— begin MATERIAL SUPPLIED —
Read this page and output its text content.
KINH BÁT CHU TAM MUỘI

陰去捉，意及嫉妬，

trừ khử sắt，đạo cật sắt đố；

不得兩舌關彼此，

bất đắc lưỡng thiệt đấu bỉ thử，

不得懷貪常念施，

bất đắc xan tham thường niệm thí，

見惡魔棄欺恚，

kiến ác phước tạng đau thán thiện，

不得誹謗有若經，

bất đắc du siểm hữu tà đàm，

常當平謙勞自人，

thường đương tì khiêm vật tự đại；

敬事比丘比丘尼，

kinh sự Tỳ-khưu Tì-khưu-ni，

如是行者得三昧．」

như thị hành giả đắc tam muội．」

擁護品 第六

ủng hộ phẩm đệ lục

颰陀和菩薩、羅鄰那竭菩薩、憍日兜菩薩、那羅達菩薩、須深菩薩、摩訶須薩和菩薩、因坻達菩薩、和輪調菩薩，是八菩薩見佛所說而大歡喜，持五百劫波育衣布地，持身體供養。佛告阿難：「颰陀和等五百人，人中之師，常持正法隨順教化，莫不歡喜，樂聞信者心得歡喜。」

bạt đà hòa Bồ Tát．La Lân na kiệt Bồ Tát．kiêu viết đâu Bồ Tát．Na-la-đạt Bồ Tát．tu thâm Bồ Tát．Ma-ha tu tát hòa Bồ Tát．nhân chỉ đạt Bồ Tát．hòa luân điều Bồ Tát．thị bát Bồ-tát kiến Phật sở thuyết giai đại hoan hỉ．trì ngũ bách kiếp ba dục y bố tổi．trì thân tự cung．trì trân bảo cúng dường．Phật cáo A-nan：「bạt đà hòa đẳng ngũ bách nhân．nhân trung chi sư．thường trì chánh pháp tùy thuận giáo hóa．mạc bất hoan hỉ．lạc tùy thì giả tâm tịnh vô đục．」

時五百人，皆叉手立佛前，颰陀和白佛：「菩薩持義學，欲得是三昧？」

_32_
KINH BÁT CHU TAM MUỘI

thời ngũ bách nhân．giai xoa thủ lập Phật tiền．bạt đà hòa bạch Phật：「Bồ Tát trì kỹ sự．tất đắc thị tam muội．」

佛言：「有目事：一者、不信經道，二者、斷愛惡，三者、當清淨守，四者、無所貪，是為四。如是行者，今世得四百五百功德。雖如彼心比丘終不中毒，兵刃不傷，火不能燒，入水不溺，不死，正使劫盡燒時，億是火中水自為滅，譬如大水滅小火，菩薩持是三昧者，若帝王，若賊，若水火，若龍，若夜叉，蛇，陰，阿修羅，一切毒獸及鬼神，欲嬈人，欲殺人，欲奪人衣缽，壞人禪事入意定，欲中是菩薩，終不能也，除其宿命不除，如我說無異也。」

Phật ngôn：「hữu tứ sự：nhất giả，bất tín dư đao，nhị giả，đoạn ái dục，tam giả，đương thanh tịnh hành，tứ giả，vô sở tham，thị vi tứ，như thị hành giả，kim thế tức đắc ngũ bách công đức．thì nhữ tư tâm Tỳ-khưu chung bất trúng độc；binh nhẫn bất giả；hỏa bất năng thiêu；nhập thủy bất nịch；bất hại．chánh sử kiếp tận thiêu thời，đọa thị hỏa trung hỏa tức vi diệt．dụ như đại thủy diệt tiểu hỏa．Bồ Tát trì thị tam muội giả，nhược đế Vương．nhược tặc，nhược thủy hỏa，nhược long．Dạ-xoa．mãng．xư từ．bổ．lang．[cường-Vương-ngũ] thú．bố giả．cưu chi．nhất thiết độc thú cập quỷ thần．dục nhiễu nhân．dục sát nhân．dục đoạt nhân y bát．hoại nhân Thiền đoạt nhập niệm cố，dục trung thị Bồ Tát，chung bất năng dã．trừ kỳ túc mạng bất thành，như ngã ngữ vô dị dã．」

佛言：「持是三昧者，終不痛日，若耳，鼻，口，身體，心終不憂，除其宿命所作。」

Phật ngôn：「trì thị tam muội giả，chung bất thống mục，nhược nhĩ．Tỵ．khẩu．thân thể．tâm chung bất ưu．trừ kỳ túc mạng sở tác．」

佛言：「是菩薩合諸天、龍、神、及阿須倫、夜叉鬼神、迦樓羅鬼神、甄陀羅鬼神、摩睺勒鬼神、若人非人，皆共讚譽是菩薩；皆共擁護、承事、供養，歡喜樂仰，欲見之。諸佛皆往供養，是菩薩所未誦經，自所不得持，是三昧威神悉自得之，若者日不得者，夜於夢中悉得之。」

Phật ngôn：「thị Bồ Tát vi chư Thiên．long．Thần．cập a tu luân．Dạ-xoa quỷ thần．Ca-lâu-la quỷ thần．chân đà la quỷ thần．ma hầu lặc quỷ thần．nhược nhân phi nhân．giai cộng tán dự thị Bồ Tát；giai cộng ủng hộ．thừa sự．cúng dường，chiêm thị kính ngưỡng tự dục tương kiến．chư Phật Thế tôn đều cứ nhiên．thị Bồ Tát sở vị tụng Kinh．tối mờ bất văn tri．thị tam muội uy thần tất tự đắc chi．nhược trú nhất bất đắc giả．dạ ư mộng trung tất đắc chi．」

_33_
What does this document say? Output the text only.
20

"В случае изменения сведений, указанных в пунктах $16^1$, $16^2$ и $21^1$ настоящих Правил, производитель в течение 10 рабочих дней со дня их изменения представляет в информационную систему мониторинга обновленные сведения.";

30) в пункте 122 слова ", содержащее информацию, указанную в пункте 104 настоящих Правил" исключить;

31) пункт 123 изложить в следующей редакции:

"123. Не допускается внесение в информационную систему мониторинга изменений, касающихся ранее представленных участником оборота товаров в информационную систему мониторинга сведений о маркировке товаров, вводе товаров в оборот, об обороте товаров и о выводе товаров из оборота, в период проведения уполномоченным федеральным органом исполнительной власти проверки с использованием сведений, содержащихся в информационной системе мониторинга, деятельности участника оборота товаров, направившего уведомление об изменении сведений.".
— end MATERIAL SUPPLIED —
§ **YOUR GOAL**: Gather and copy every line of the data in which the string "text" is found.

§ **SOLUTION TO THIS PROBLEM**:
Read this page and output its text content.
What does this document say? Output the text only.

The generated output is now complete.